- Exercise: Copy out the entries in full and with complete accuracy; pictures are excluded.

- Data shown:
==========

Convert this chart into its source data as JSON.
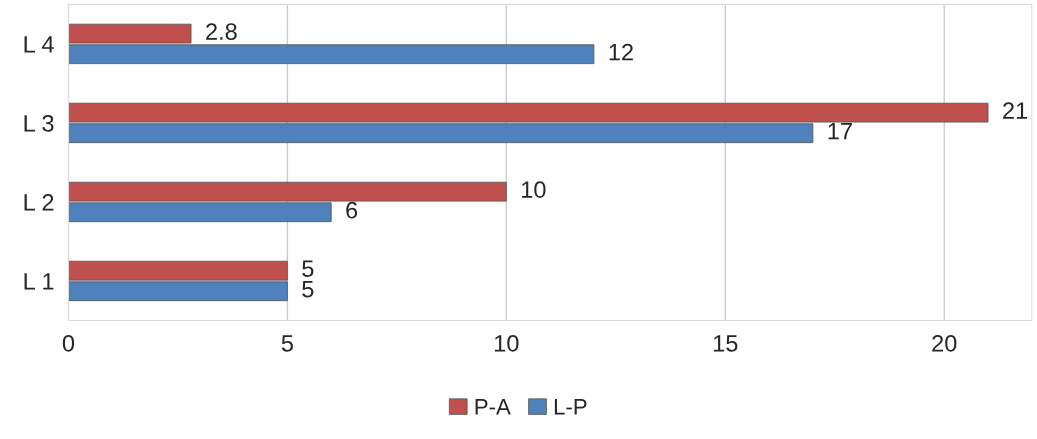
{
  "chart_data": {
    "type": "bar",
    "orientation": "horizontal",
    "categories": [
      "L 4",
      "L 3",
      "L 2",
      "L 1"
    ],
    "series": [
      {
        "name": "P-A",
        "color": "#c0504d",
        "values": [
          2.8,
          21,
          10,
          5
        ]
      },
      {
        "name": "L-P",
        "color": "#4f81bd",
        "values": [
          12,
          17,
          6,
          5
        ]
      }
    ],
    "xlim": [
      0,
      22
    ],
    "xticks": [
      0,
      5,
      10,
      15,
      20
    ],
    "grid": "x",
    "data_labels": true,
    "legend": "bottom"
  }
}
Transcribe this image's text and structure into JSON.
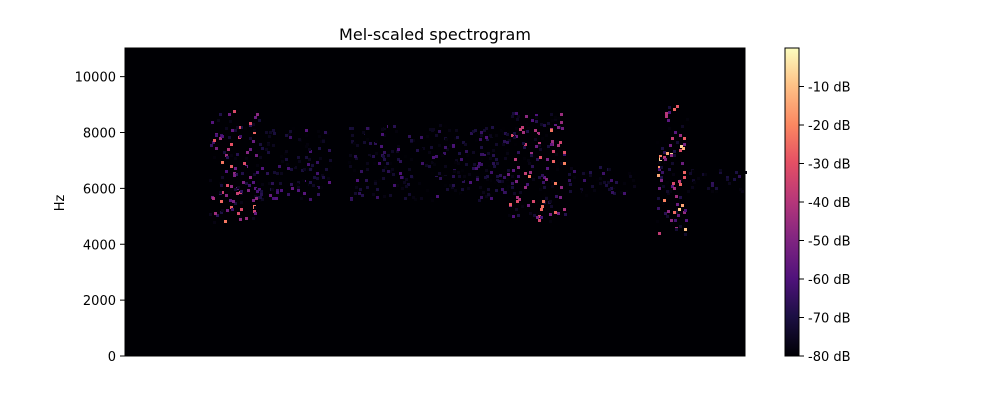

==========

- Complete response:
Convert this chart into its source data as JSON.
{
  "chart_data": {
    "type": "bar",
    "orientation": "horizontal",
    "categories": [
      "L 4",
      "L 3",
      "L 2",
      "L 1"
    ],
    "series": [
      {
        "name": "P-A",
        "color": "#c0504d",
        "values": [
          2.8,
          21,
          10,
          5
        ]
      },
      {
        "name": "L-P",
        "color": "#4f81bd",
        "values": [
          12,
          17,
          6,
          5
        ]
      }
    ],
    "xlim": [
      0,
      22
    ],
    "xticks": [
      0,
      5,
      10,
      15,
      20
    ],
    "grid": "x",
    "data_labels": true,
    "legend": "bottom"
  }
}
Transcribe this image's text and structure into JSON.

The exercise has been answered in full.